— Start Exercise material —

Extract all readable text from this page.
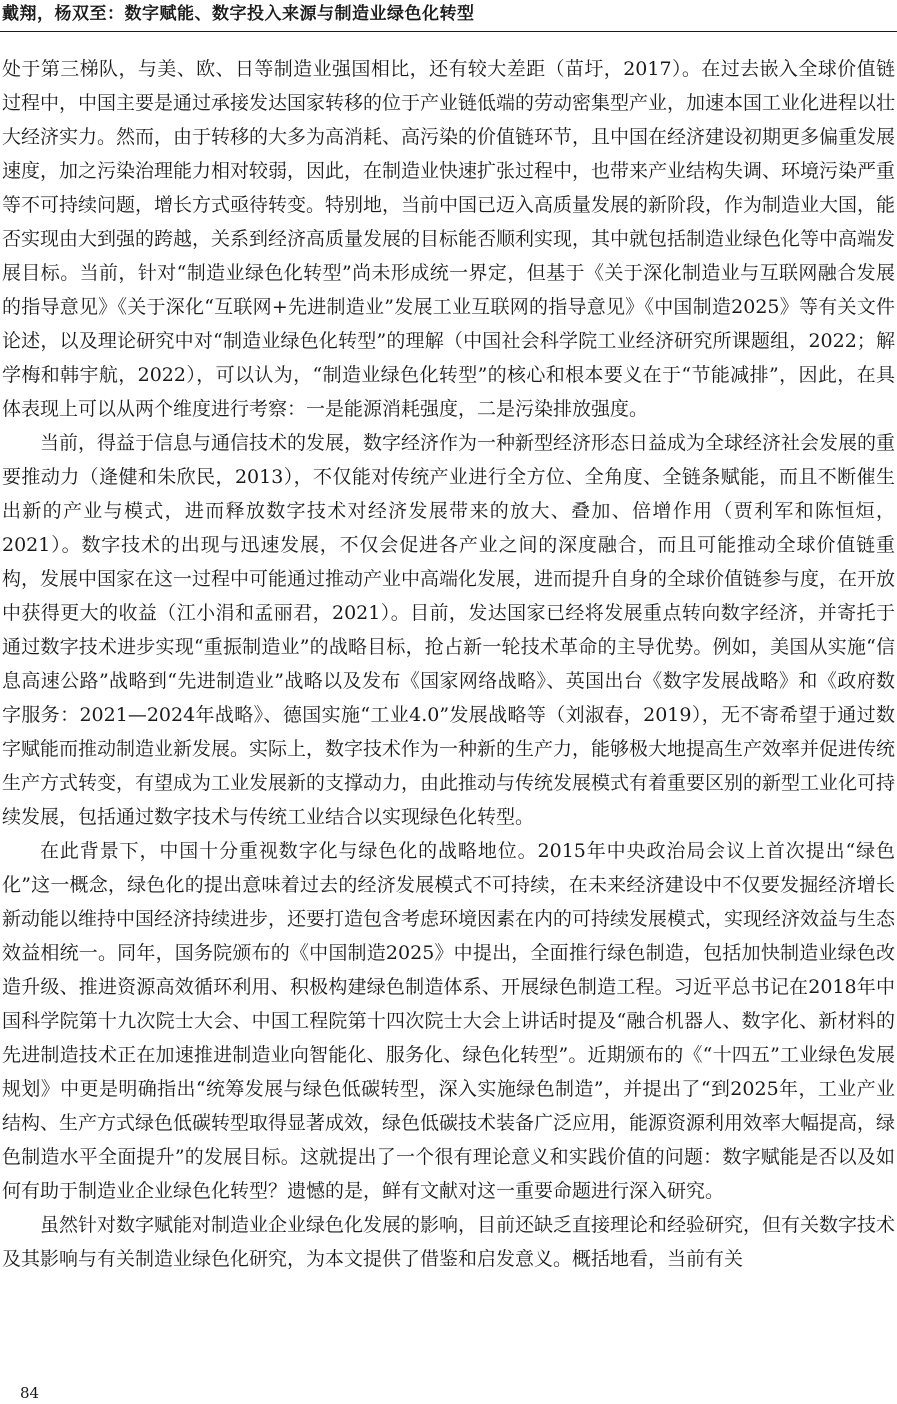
戴翔，杨双至：数字赋能、数字投入来源与制造业绿色化转型

处于第三梯队，与美、欧、日等制造业强国相比，还有较大差距（苗圩，2017）。在过去嵌入全球价值链过程中，中国主要是通过承接发达国家转移的位于产业链低端的劳动密集型产业，加速本国工业化进程以壮大经济实力。然而，由于转移的大多为高消耗、高污染的价值链环节，且中国在经济建设初期更多偏重发展速度，加之污染治理能力相对较弱，因此，在制造业快速扩张过程中，也带来产业结构失调、环境污染严重等不可持续问题，增长方式亟待转变。特别地，当前中国已迈入高质量发展的新阶段，作为制造业大国，能否实现由大到强的跨越，关系到经济高质量发展的目标能否顺利实现，其中就包括制造业绿色化等中高端发展目标。当前，针对“制造业绿色化转型”尚未形成统一界定，但基于《关于深化制造业与互联网融合发展的指导意见》《关于深化“互联网+先进制造业”发展工业互联网的指导意见》《中国制造2025》等有关文件论述，以及理论研究中对“制造业绿色化转型”的理解（中国社会科学院工业经济研究所课题组，2022；解学梅和韩宇航，2022），可以认为，“制造业绿色化转型”的核心和根本要义在于“节能减排”，因此，在具体表现上可以从两个维度进行考察：一是能源消耗强度，二是污染排放强度。

当前，得益于信息与通信技术的发展，数字经济作为一种新型经济形态日益成为全球经济社会发展的重要推动力（逄健和朱欣民，2013），不仅能对传统产业进行全方位、全角度、全链条赋能，而且不断催生出新的产业与模式，进而释放数字技术对经济发展带来的放大、叠加、倍增作用（贾利军和陈恒烜，2021）。数字技术的出现与迅速发展，不仅会促进各产业之间的深度融合，而且可能推动全球价值链重构，发展中国家在这一过程中可能通过推动产业中高端化发展，进而提升自身的全球价值链参与度，在开放中获得更大的收益（江小涓和孟丽君，2021）。目前，发达国家已经将发展重点转向数字经济，并寄托于通过数字技术进步实现“重振制造业”的战略目标，抢占新一轮技术革命的主导优势。例如，美国从实施“信息高速公路”战略到“先进制造业”战略以及发布《国家网络战略》、英国出台《数字发展战略》和《政府数字服务：2021—2024年战略》、德国实施“工业4.0”发展战略等（刘淑春，2019），无不寄希望于通过数字赋能而推动制造业新发展。实际上，数字技术作为一种新的生产力，能够极大地提高生产效率并促进传统生产方式转变，有望成为工业发展新的支撑动力，由此推动与传统发展模式有着重要区别的新型工业化可持续发展，包括通过数字技术与传统工业结合以实现绿色化转型。

在此背景下，中国十分重视数字化与绿色化的战略地位。2015年中央政治局会议上首次提出“绿色化”这一概念，绿色化的提出意味着过去的经济发展模式不可持续，在未来经济建设中不仅要发掘经济增长新动能以维持中国经济持续进步，还要打造包含考虑环境因素在内的可持续发展模式，实现经济效益与生态效益相统一。同年，国务院颁布的《中国制造2025》中提出，全面推行绿色制造，包括加快制造业绿色改造升级、推进资源高效循环利用、积极构建绿色制造体系、开展绿色制造工程。习近平总书记在2018年中国科学院第十九次院士大会、中国工程院第十四次院士大会上讲话时提及“融合机器人、数字化、新材料的先进制造技术正在加速推进制造业向智能化、服务化、绿色化转型”。近期颁布的《“十四五”工业绿色发展规划》中更是明确指出“统筹发展与绿色低碳转型，深入实施绿色制造”，并提出了“到2025年，工业产业结构、生产方式绿色低碳转型取得显著成效，绿色低碳技术装备广泛应用，能源资源利用效率大幅提高，绿色制造水平全面提升”的发展目标。这就提出了一个很有理论意义和实践价值的问题：数字赋能是否以及如何有助于制造业企业绿色化转型？遗憾的是，鲜有文献对这一重要命题进行深入研究。

虽然针对数字赋能对制造业企业绿色化发展的影响，目前还缺乏直接理论和经验研究，但有关数字技术及其影响与有关制造业绿色化研究，为本文提供了借鉴和启发意义。概括地看，当前有关

84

— End Exercise material —

## Direction
Omit every image. Quote each record exactly.

## The reply
Extract all readable text from this page.
戴翔，杨双至：数字赋能、数字投入来源与制造业绿色化转型

处于第三梯队，与美、欧、日等制造业强国相比，还有较大差距（苗圩，2017）。在过去嵌入全球价值链过程中，中国主要是通过承接发达国家转移的位于产业链低端的劳动密集型产业，加速本国工业化进程以壮大经济实力。然而，由于转移的大多为高消耗、高污染的价值链环节，且中国在经济建设初期更多偏重发展速度，加之污染治理能力相对较弱，因此，在制造业快速扩张过程中，也带来产业结构失调、环境污染严重等不可持续问题，增长方式亟待转变。特别地，当前中国已迈入高质量发展的新阶段，作为制造业大国，能否实现由大到强的跨越，关系到经济高质量发展的目标能否顺利实现，其中就包括制造业绿色化等中高端发展目标。当前，针对“制造业绿色化转型”尚未形成统一界定，但基于《关于深化制造业与互联网融合发展的指导意见》《关于深化“互联网+先进制造业”发展工业互联网的指导意见》《中国制造2025》等有关文件论述，以及理论研究中对“制造业绿色化转型”的理解（中国社会科学院工业经济研究所课题组，2022；解学梅和韩宇航，2022），可以认为，“制造业绿色化转型”的核心和根本要义在于“节能减排”，因此，在具体表现上可以从两个维度进行考察：一是能源消耗强度，二是污染排放强度。

当前，得益于信息与通信技术的发展，数字经济作为一种新型经济形态日益成为全球经济社会发展的重要推动力（逄健和朱欣民，2013），不仅能对传统产业进行全方位、全角度、全链条赋能，而且不断催生出新的产业与模式，进而释放数字技术对经济发展带来的放大、叠加、倍增作用（贾利军和陈恒烜，2021）。数字技术的出现与迅速发展，不仅会促进各产业之间的深度融合，而且可能推动全球价值链重构，发展中国家在这一过程中可能通过推动产业中高端化发展，进而提升自身的全球价值链参与度，在开放中获得更大的收益（江小涓和孟丽君，2021）。目前，发达国家已经将发展重点转向数字经济，并寄托于通过数字技术进步实现“重振制造业”的战略目标，抢占新一轮技术革命的主导优势。例如，美国从实施“信息高速公路”战略到“先进制造业”战略以及发布《国家网络战略》、英国出台《数字发展战略》和《政府数字服务：2021—2024年战略》、德国实施“工业4.0”发展战略等（刘淑春，2019），无不寄希望于通过数字赋能而推动制造业新发展。实际上，数字技术作为一种新的生产力，能够极大地提高生产效率并促进传统生产方式转变，有望成为工业发展新的支撑动力，由此推动与传统发展模式有着重要区别的新型工业化可持续发展，包括通过数字技术与传统工业结合以实现绿色化转型。

在此背景下，中国十分重视数字化与绿色化的战略地位。2015年中央政治局会议上首次提出“绿色化”这一概念，绿色化的提出意味着过去的经济发展模式不可持续，在未来经济建设中不仅要发掘经济增长新动能以维持中国经济持续进步，还要打造包含考虑环境因素在内的可持续发展模式，实现经济效益与生态效益相统一。同年，国务院颁布的《中国制造2025》中提出，全面推行绿色制造，包括加快制造业绿色改造升级、推进资源高效循环利用、积极构建绿色制造体系、开展绿色制造工程。习近平总书记在2018年中国科学院第十九次院士大会、中国工程院第十四次院士大会上讲话时提及“融合机器人、数字化、新材料的先进制造技术正在加速推进制造业向智能化、服务化、绿色化转型”。近期颁布的《“十四五”工业绿色发展规划》中更是明确指出“统筹发展与绿色低碳转型，深入实施绿色制造”，并提出了“到2025年，工业产业结构、生产方式绿色低碳转型取得显著成效，绿色低碳技术装备广泛应用，能源资源利用效率大幅提高，绿色制造水平全面提升”的发展目标。这就提出了一个很有理论意义和实践价值的问题：数字赋能是否以及如何有助于制造业企业绿色化转型？遗憾的是，鲜有文献对这一重要命题进行深入研究。

虽然针对数字赋能对制造业企业绿色化发展的影响，目前还缺乏直接理论和经验研究，但有关数字技术及其影响与有关制造业绿色化研究，为本文提供了借鉴和启发意义。概括地看，当前有关

84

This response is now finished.